Do this — Will you transcribe all the entries word for word, skipping the pictures they hold?
— Start Exercise materials —
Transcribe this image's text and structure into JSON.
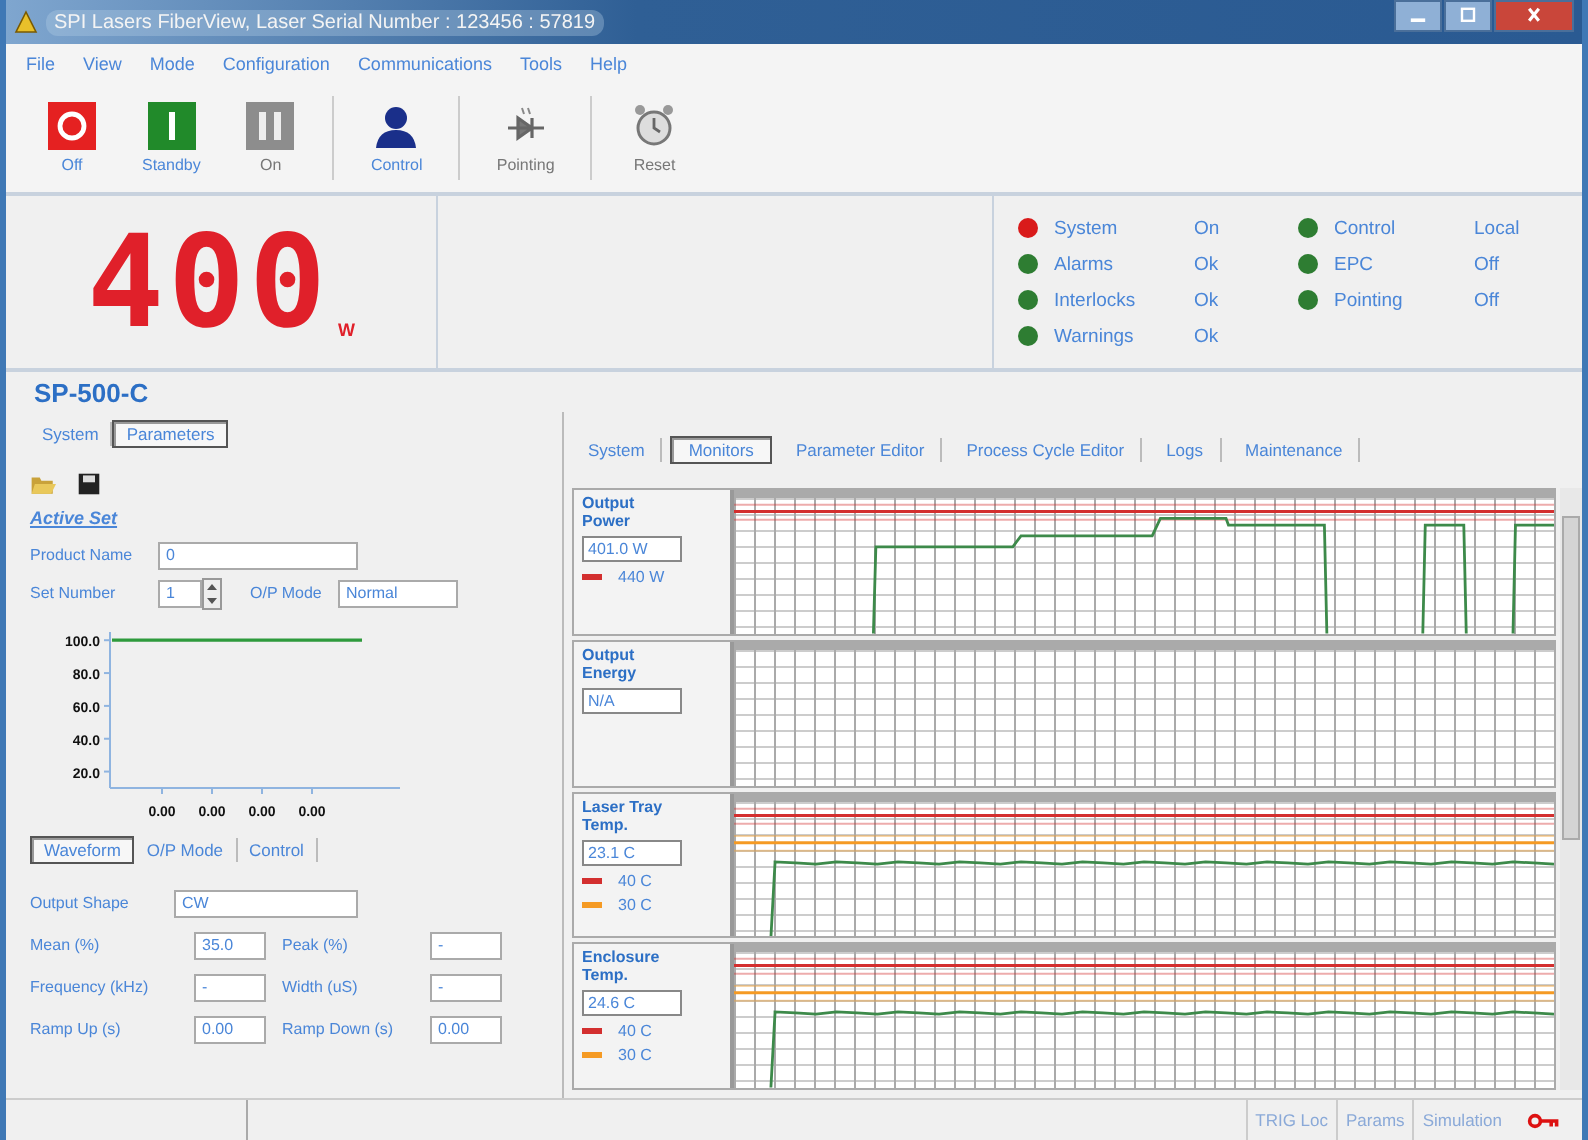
{
  "window": {
    "title": "SPI Lasers FiberView, Laser Serial Number : 123456 : 57819"
  },
  "menu": [
    "File",
    "View",
    "Mode",
    "Configuration",
    "Communications",
    "Tools",
    "Help"
  ],
  "toolbar": [
    {
      "label": "Off",
      "kind": "off",
      "disabled": false
    },
    {
      "label": "Standby",
      "kind": "standby",
      "disabled": false
    },
    {
      "label": "On",
      "kind": "on",
      "disabled": true
    },
    {
      "label": "Control",
      "kind": "control",
      "disabled": false
    },
    {
      "label": "Pointing",
      "kind": "pointing",
      "disabled": true
    },
    {
      "label": "Reset",
      "kind": "reset",
      "disabled": true
    }
  ],
  "power_display": {
    "value": "400",
    "unit": "W"
  },
  "status": [
    {
      "label": "System",
      "value": "On",
      "color": "#d91a1a"
    },
    {
      "label": "Alarms",
      "value": "Ok",
      "color": "#2e7d32"
    },
    {
      "label": "Interlocks",
      "value": "Ok",
      "color": "#2e7d32"
    },
    {
      "label": "Warnings",
      "value": "Ok",
      "color": "#2e7d32"
    },
    {
      "label": "Control",
      "value": "Local",
      "color": "#2e7d32"
    },
    {
      "label": "EPC",
      "value": "Off",
      "color": "#2e7d32"
    },
    {
      "label": "Pointing",
      "value": "Off",
      "color": "#2e7d32"
    }
  ],
  "model": "SP-500-C",
  "left_tabs": [
    {
      "label": "System",
      "selected": false
    },
    {
      "label": "Parameters",
      "selected": true
    }
  ],
  "active_set": {
    "title": "Active Set",
    "product_name_label": "Product Name",
    "product_name": "0",
    "set_number_label": "Set Number",
    "set_number": "1",
    "op_mode_label": "O/P Mode",
    "op_mode": "Normal"
  },
  "waveform_chart": {
    "chart_data": {
      "type": "line",
      "categories": [
        null,
        "0.00",
        "0.00",
        "0.00",
        "0.00",
        null
      ],
      "ylim": [
        10,
        105
      ],
      "yticks": [
        {
          "value": 100,
          "label": "100.0"
        },
        {
          "value": 80,
          "label": "80.0"
        },
        {
          "value": 60,
          "label": "60.0"
        },
        {
          "value": 40,
          "label": "40.0"
        },
        {
          "value": 20,
          "label": "20.0"
        }
      ],
      "series": [
        {
          "color": "#2e9a3c",
          "values": [
            100,
            100,
            100,
            100,
            100,
            100
          ]
        }
      ]
    }
  },
  "waveform_tabs": [
    {
      "label": "Waveform",
      "selected": true
    },
    {
      "label": "O/P Mode",
      "selected": false
    },
    {
      "label": "Control",
      "selected": false
    }
  ],
  "waveform_fields": {
    "output_shape_label": "Output Shape",
    "output_shape": "CW",
    "rows": [
      {
        "left_label": "Mean (%)",
        "left_value": "35.0",
        "right_label": "Peak (%)",
        "right_value": "-"
      },
      {
        "left_label": "Frequency (kHz)",
        "left_value": "-",
        "right_label": "Width (uS)",
        "right_value": "-"
      },
      {
        "left_label": "Ramp Up (s)",
        "left_value": "0.00",
        "right_label": "Ramp Down (s)",
        "right_value": "0.00"
      }
    ]
  },
  "right_tabs": [
    {
      "label": "System",
      "selected": false
    },
    {
      "label": "Monitors",
      "selected": true
    },
    {
      "label": "Parameter Editor",
      "selected": false
    },
    {
      "label": "Process Cycle Editor",
      "selected": false
    },
    {
      "label": "Logs",
      "selected": false
    },
    {
      "label": "Maintenance",
      "selected": false
    }
  ],
  "monitors": [
    {
      "title": "Output Power",
      "value": "401.0 W",
      "kind": "steps",
      "limits": [
        {
          "label": "440 W",
          "color": "#d32f2f"
        }
      ]
    },
    {
      "title": "Output Energy",
      "value": "N/A",
      "kind": "empty"
    },
    {
      "title": "Laser Tray Temp.",
      "value": "23.1 C",
      "kind": "steady",
      "limits": [
        {
          "label": "40 C",
          "color": "#d32f2f"
        },
        {
          "label": "30 C",
          "color": "#f59a23"
        }
      ]
    },
    {
      "title": "Enclosure Temp.",
      "value": "24.6 C",
      "kind": "steady",
      "limits": [
        {
          "label": "40 C",
          "color": "#d32f2f"
        },
        {
          "label": "30 C",
          "color": "#f59a23"
        }
      ]
    }
  ],
  "status_bar": [
    "TRIG Loc",
    "Params",
    "Simulation"
  ]
}
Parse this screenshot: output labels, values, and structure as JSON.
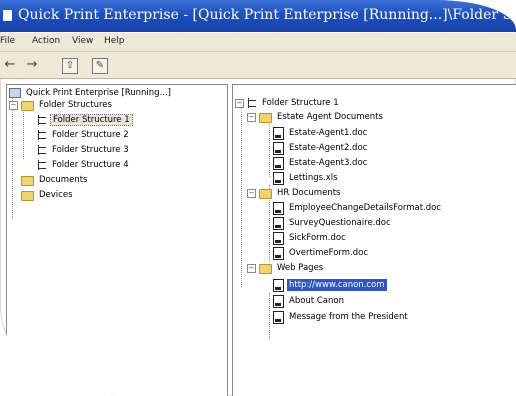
{
  "window": {
    "title": "Quick Print Enterprise - [Quick Print Enterprise [Running...]\\Folder Stru"
  },
  "menu": [
    "File",
    "Action",
    "View",
    "Help"
  ],
  "toolbar": {
    "back_icon": "back-arrow-icon",
    "forward_icon": "forward-arrow-icon",
    "up_icon": "folder-up-icon",
    "properties_icon": "properties-icon"
  },
  "left_tree": {
    "root": "Quick Print Enterprise [Running...]",
    "folder_structures": "Folder Structures",
    "structures": [
      "Folder Structure 1",
      "Folder Structure 2",
      "Folder Structure 3",
      "Folder Structure 4"
    ],
    "documents": "Documents",
    "devices": "Devices"
  },
  "right_tree": {
    "root": "Folder Structure 1",
    "estate": {
      "label": "Estate Agent Documents",
      "items": [
        "Estate-Agent1.doc",
        "Estate-Agent2.doc",
        "Estate-Agent3.doc",
        "Lettings.xls"
      ]
    },
    "hr": {
      "label": "HR Documents",
      "items": [
        "EmployeeChangeDetailsFormat.doc",
        "SurveyQuestionaire.doc",
        "SickForm.doc",
        "OvertimeForm.doc"
      ]
    },
    "web": {
      "label": "Web Pages",
      "items": [
        "http://www.canon.com",
        "About Canon",
        "Message from the President"
      ]
    }
  },
  "colors": {
    "titlebar": "#1d4fc0",
    "selection": "#2b55c8",
    "folder": "#f2d46a"
  }
}
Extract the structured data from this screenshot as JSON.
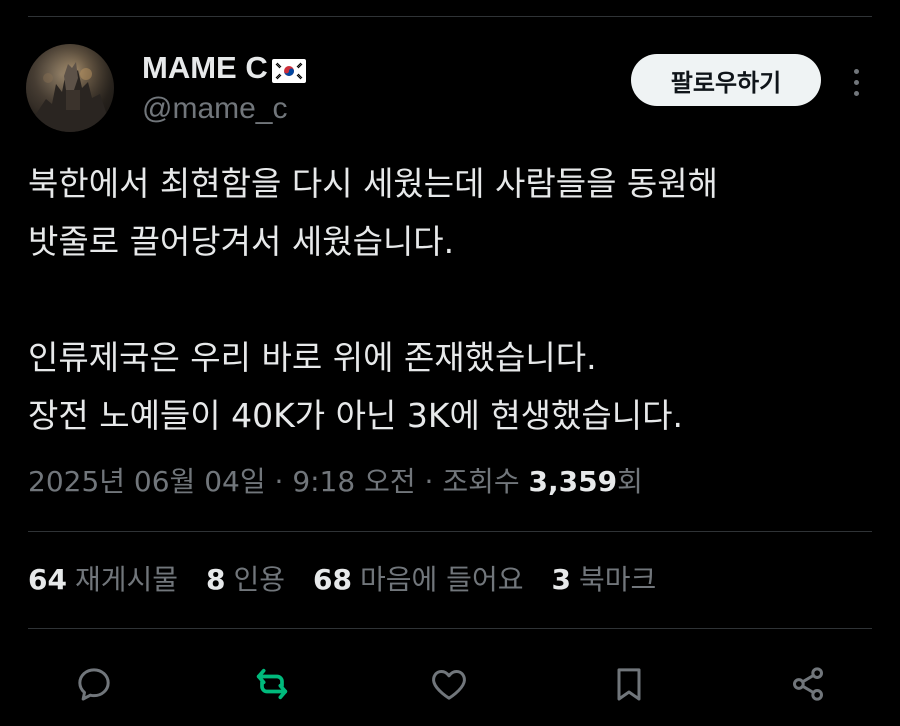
{
  "author": {
    "display_name": "MAME C",
    "flag_icon": "south-korea-flag-icon",
    "handle": "@mame_c"
  },
  "follow_button": {
    "label": "팔로우하기"
  },
  "tweet": {
    "text": "북한에서 최현함을 다시 세웠는데 사람들을 동원해\n밧줄로 끌어당겨서 세웠습니다.\n\n인류제국은 우리 바로 위에 존재했습니다.\n장전 노예들이 40K가 아닌 3K에 현생했습니다."
  },
  "meta": {
    "date": "2025년 06월 04일",
    "separator": " · ",
    "time": "9:18 오전",
    "views_label": "조회수 ",
    "views_count": "3,359",
    "views_suffix": "회"
  },
  "stats": [
    {
      "count": "64",
      "label": "재게시물"
    },
    {
      "count": "8",
      "label": "인용"
    },
    {
      "count": "68",
      "label": "마음에 들어요"
    },
    {
      "count": "3",
      "label": "북마크"
    }
  ],
  "actions": {
    "reply_icon": "reply-icon",
    "repost_icon": "repost-icon",
    "like_icon": "heart-icon",
    "bookmark_icon": "bookmark-icon",
    "share_icon": "share-icon"
  },
  "colors": {
    "background": "#000000",
    "text": "#e7e9ea",
    "secondary_text": "#71767b",
    "divider": "#2f3336",
    "repost_active": "#00ba7c",
    "follow_bg": "#eff3f4"
  }
}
— End Exercise materials —
Answer —
Transcribe this image's text and structure into JSON.
{
  "window": {
    "title": "SPI Lasers FiberView, Laser Serial Number : 123456 : 57819"
  },
  "menu": [
    "File",
    "View",
    "Mode",
    "Configuration",
    "Communications",
    "Tools",
    "Help"
  ],
  "toolbar": [
    {
      "label": "Off",
      "kind": "off",
      "disabled": false
    },
    {
      "label": "Standby",
      "kind": "standby",
      "disabled": false
    },
    {
      "label": "On",
      "kind": "on",
      "disabled": true
    },
    {
      "label": "Control",
      "kind": "control",
      "disabled": false
    },
    {
      "label": "Pointing",
      "kind": "pointing",
      "disabled": true
    },
    {
      "label": "Reset",
      "kind": "reset",
      "disabled": true
    }
  ],
  "power_display": {
    "value": "400",
    "unit": "W"
  },
  "status": [
    {
      "label": "System",
      "value": "On",
      "color": "#d91a1a"
    },
    {
      "label": "Alarms",
      "value": "Ok",
      "color": "#2e7d32"
    },
    {
      "label": "Interlocks",
      "value": "Ok",
      "color": "#2e7d32"
    },
    {
      "label": "Warnings",
      "value": "Ok",
      "color": "#2e7d32"
    },
    {
      "label": "Control",
      "value": "Local",
      "color": "#2e7d32"
    },
    {
      "label": "EPC",
      "value": "Off",
      "color": "#2e7d32"
    },
    {
      "label": "Pointing",
      "value": "Off",
      "color": "#2e7d32"
    }
  ],
  "model": "SP-500-C",
  "left_tabs": [
    {
      "label": "System",
      "selected": false
    },
    {
      "label": "Parameters",
      "selected": true
    }
  ],
  "active_set": {
    "title": "Active Set",
    "product_name_label": "Product Name",
    "product_name": "0",
    "set_number_label": "Set Number",
    "set_number": "1",
    "op_mode_label": "O/P Mode",
    "op_mode": "Normal"
  },
  "waveform_chart": {
    "chart_data": {
      "type": "line",
      "categories": [
        null,
        "0.00",
        "0.00",
        "0.00",
        "0.00",
        null
      ],
      "ylim": [
        10,
        105
      ],
      "yticks": [
        {
          "value": 100,
          "label": "100.0"
        },
        {
          "value": 80,
          "label": "80.0"
        },
        {
          "value": 60,
          "label": "60.0"
        },
        {
          "value": 40,
          "label": "40.0"
        },
        {
          "value": 20,
          "label": "20.0"
        }
      ],
      "series": [
        {
          "color": "#2e9a3c",
          "values": [
            100,
            100,
            100,
            100,
            100,
            100
          ]
        }
      ]
    }
  },
  "waveform_tabs": [
    {
      "label": "Waveform",
      "selected": true
    },
    {
      "label": "O/P Mode",
      "selected": false
    },
    {
      "label": "Control",
      "selected": false
    }
  ],
  "waveform_fields": {
    "output_shape_label": "Output Shape",
    "output_shape": "CW",
    "rows": [
      {
        "left_label": "Mean (%)",
        "left_value": "35.0",
        "right_label": "Peak (%)",
        "right_value": "-"
      },
      {
        "left_label": "Frequency (kHz)",
        "left_value": "-",
        "right_label": "Width (uS)",
        "right_value": "-"
      },
      {
        "left_label": "Ramp Up (s)",
        "left_value": "0.00",
        "right_label": "Ramp Down (s)",
        "right_value": "0.00"
      }
    ]
  },
  "right_tabs": [
    {
      "label": "System",
      "selected": false
    },
    {
      "label": "Monitors",
      "selected": true
    },
    {
      "label": "Parameter Editor",
      "selected": false
    },
    {
      "label": "Process Cycle Editor",
      "selected": false
    },
    {
      "label": "Logs",
      "selected": false
    },
    {
      "label": "Maintenance",
      "selected": false
    }
  ],
  "monitors": [
    {
      "title": "Output Power",
      "value": "401.0 W",
      "kind": "steps",
      "limits": [
        {
          "label": "440 W",
          "color": "#d32f2f"
        }
      ]
    },
    {
      "title": "Output Energy",
      "value": "N/A",
      "kind": "empty"
    },
    {
      "title": "Laser Tray Temp.",
      "value": "23.1 C",
      "kind": "steady",
      "limits": [
        {
          "label": "40 C",
          "color": "#d32f2f"
        },
        {
          "label": "30 C",
          "color": "#f59a23"
        }
      ]
    },
    {
      "title": "Enclosure Temp.",
      "value": "24.6 C",
      "kind": "steady",
      "limits": [
        {
          "label": "40 C",
          "color": "#d32f2f"
        },
        {
          "label": "30 C",
          "color": "#f59a23"
        }
      ]
    }
  ],
  "status_bar": [
    "TRIG Loc",
    "Params",
    "Simulation"
  ]
}
Parse this screenshot: output labels, values, and structure as JSON.
{
  "window": {
    "title": "Quick Print Enterprise - [Quick Print Enterprise [Running...]\\Folder Stru"
  },
  "menu": [
    "File",
    "Action",
    "View",
    "Help"
  ],
  "toolbar": {
    "back_icon": "back-arrow-icon",
    "forward_icon": "forward-arrow-icon",
    "up_icon": "folder-up-icon",
    "properties_icon": "properties-icon"
  },
  "left_tree": {
    "root": "Quick Print Enterprise [Running...]",
    "folder_structures": "Folder Structures",
    "structures": [
      "Folder Structure 1",
      "Folder Structure 2",
      "Folder Structure 3",
      "Folder Structure 4"
    ],
    "documents": "Documents",
    "devices": "Devices"
  },
  "right_tree": {
    "root": "Folder Structure 1",
    "estate": {
      "label": "Estate Agent Documents",
      "items": [
        "Estate-Agent1.doc",
        "Estate-Agent2.doc",
        "Estate-Agent3.doc",
        "Lettings.xls"
      ]
    },
    "hr": {
      "label": "HR Documents",
      "items": [
        "EmployeeChangeDetailsFormat.doc",
        "SurveyQuestionaire.doc",
        "SickForm.doc",
        "OvertimeForm.doc"
      ]
    },
    "web": {
      "label": "Web Pages",
      "items": [
        "http://www.canon.com",
        "About Canon",
        "Message from the President"
      ]
    }
  },
  "colors": {
    "titlebar": "#1d4fc0",
    "selection": "#2b55c8",
    "folder": "#f2d46a"
  }
}
Extract the structured data from this screenshot as JSON.
{
  "author": {
    "display_name": "MAME C",
    "flag_icon": "south-korea-flag-icon",
    "handle": "@mame_c"
  },
  "follow_button": {
    "label": "팔로우하기"
  },
  "tweet": {
    "text": "북한에서 최현함을 다시 세웠는데 사람들을 동원해\n밧줄로 끌어당겨서 세웠습니다.\n\n인류제국은 우리 바로 위에 존재했습니다.\n장전 노예들이 40K가 아닌 3K에 현생했습니다."
  },
  "meta": {
    "date": "2025년 06월 04일",
    "separator": " · ",
    "time": "9:18 오전",
    "views_label": "조회수 ",
    "views_count": "3,359",
    "views_suffix": "회"
  },
  "stats": [
    {
      "count": "64",
      "label": "재게시물"
    },
    {
      "count": "8",
      "label": "인용"
    },
    {
      "count": "68",
      "label": "마음에 들어요"
    },
    {
      "count": "3",
      "label": "북마크"
    }
  ],
  "actions": {
    "reply_icon": "reply-icon",
    "repost_icon": "repost-icon",
    "like_icon": "heart-icon",
    "bookmark_icon": "bookmark-icon",
    "share_icon": "share-icon"
  },
  "colors": {
    "background": "#000000",
    "text": "#e7e9ea",
    "secondary_text": "#71767b",
    "divider": "#2f3336",
    "repost_active": "#00ba7c",
    "follow_bg": "#eff3f4"
  }
}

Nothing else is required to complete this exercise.